Every line of the material is to be quoted verbatim, minus the pictures.

#####

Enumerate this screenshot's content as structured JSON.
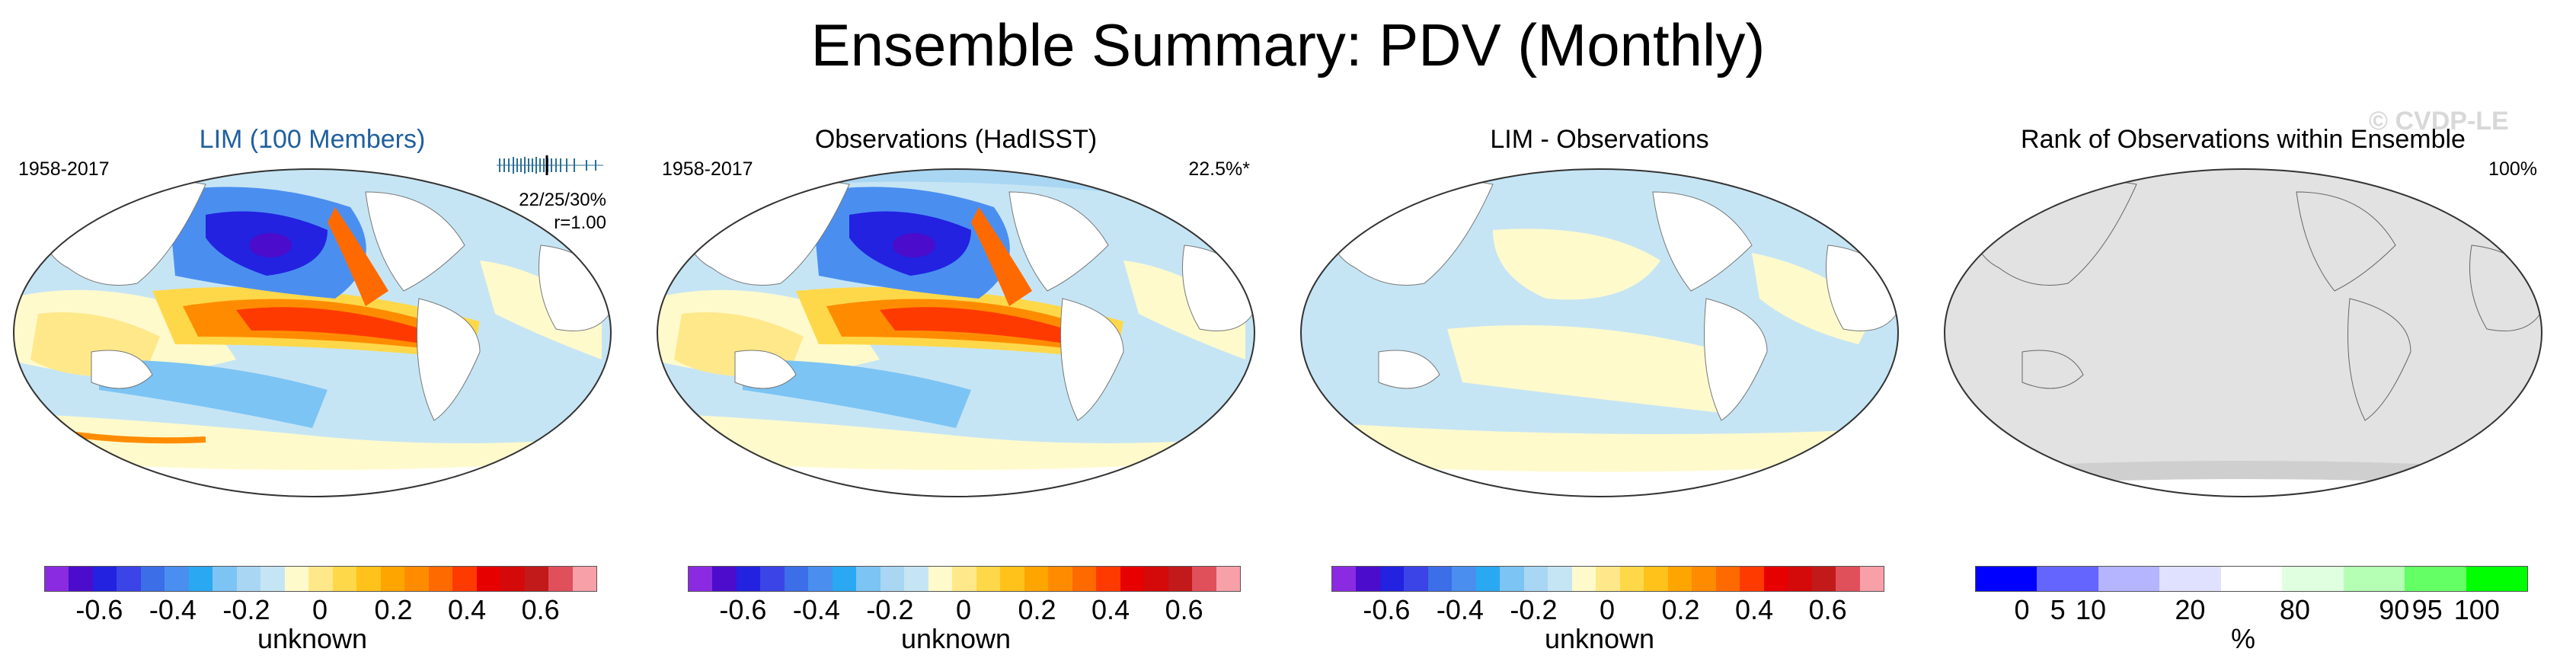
{
  "title": "Ensemble Summary: PDV (Monthly)",
  "watermark": "© CVDP-LE",
  "panels": [
    {
      "title": "LIM (100 Members)",
      "left_text": "1958-2017",
      "right_text": "",
      "stats_line1": "22/25/30%",
      "stats_line2": "r=1.00"
    },
    {
      "title": "Observations (HadISST)",
      "left_text": "1958-2017",
      "right_text": "22.5%*"
    },
    {
      "title": "LIM - Observations",
      "left_text": "",
      "right_text": ""
    },
    {
      "title": "Rank of Observations within Ensemble",
      "left_text": "",
      "right_text": "100%"
    }
  ],
  "colorbar_anomaly": {
    "colors": [
      "#8a2be2",
      "#4b0ccc",
      "#2222e0",
      "#3b44e6",
      "#3c6ee8",
      "#4a8ff0",
      "#2aa8f2",
      "#7cc4f4",
      "#a9d6f3",
      "#c6e5f4",
      "#fffacc",
      "#ffe88a",
      "#ffd84a",
      "#ffc21a",
      "#ffa500",
      "#ff8c00",
      "#ff6a00",
      "#ff3a00",
      "#e60000",
      "#d40a0a",
      "#c21a1a",
      "#e0505a",
      "#f7a0a8"
    ],
    "ticks": [
      "-0.6",
      "-0.4",
      "-0.2",
      "0",
      "0.2",
      "0.4",
      "0.6"
    ],
    "unit": "unknown"
  },
  "colorbar_rank": {
    "colors": [
      "#0000ff",
      "#6464ff",
      "#b4b4ff",
      "#e0e0ff",
      "#ffffff",
      "#e0ffe0",
      "#b4ffb4",
      "#64ff64",
      "#00ff00"
    ],
    "ticks": [
      "0",
      "5",
      "10",
      "20",
      "80",
      "90",
      "95",
      "100"
    ],
    "unit": "%"
  },
  "colors": {
    "land_gray": "#e2e2e2",
    "ocean_light_blue": "#c6e5f4",
    "ocean_light_yellow": "#fffacc"
  }
}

#####

» Full output:
Enumerate this screenshot's content as structured JSON.
{
  "title": "Ensemble Summary: PDV (Monthly)",
  "watermark": "© CVDP-LE",
  "panels": [
    {
      "title": "LIM (100 Members)",
      "left_text": "1958-2017",
      "right_text": "",
      "stats_line1": "22/25/30%",
      "stats_line2": "r=1.00"
    },
    {
      "title": "Observations (HadISST)",
      "left_text": "1958-2017",
      "right_text": "22.5%*"
    },
    {
      "title": "LIM - Observations",
      "left_text": "",
      "right_text": ""
    },
    {
      "title": "Rank of Observations within Ensemble",
      "left_text": "",
      "right_text": "100%"
    }
  ],
  "colorbar_anomaly": {
    "colors": [
      "#8a2be2",
      "#4b0ccc",
      "#2222e0",
      "#3b44e6",
      "#3c6ee8",
      "#4a8ff0",
      "#2aa8f2",
      "#7cc4f4",
      "#a9d6f3",
      "#c6e5f4",
      "#fffacc",
      "#ffe88a",
      "#ffd84a",
      "#ffc21a",
      "#ffa500",
      "#ff8c00",
      "#ff6a00",
      "#ff3a00",
      "#e60000",
      "#d40a0a",
      "#c21a1a",
      "#e0505a",
      "#f7a0a8"
    ],
    "ticks": [
      "-0.6",
      "-0.4",
      "-0.2",
      "0",
      "0.2",
      "0.4",
      "0.6"
    ],
    "unit": "unknown"
  },
  "colorbar_rank": {
    "colors": [
      "#0000ff",
      "#6464ff",
      "#b4b4ff",
      "#e0e0ff",
      "#ffffff",
      "#e0ffe0",
      "#b4ffb4",
      "#64ff64",
      "#00ff00"
    ],
    "ticks": [
      "0",
      "5",
      "10",
      "20",
      "80",
      "90",
      "95",
      "100"
    ],
    "unit": "%"
  },
  "colors": {
    "land_gray": "#e2e2e2",
    "ocean_light_blue": "#c6e5f4",
    "ocean_light_yellow": "#fffacc"
  }
}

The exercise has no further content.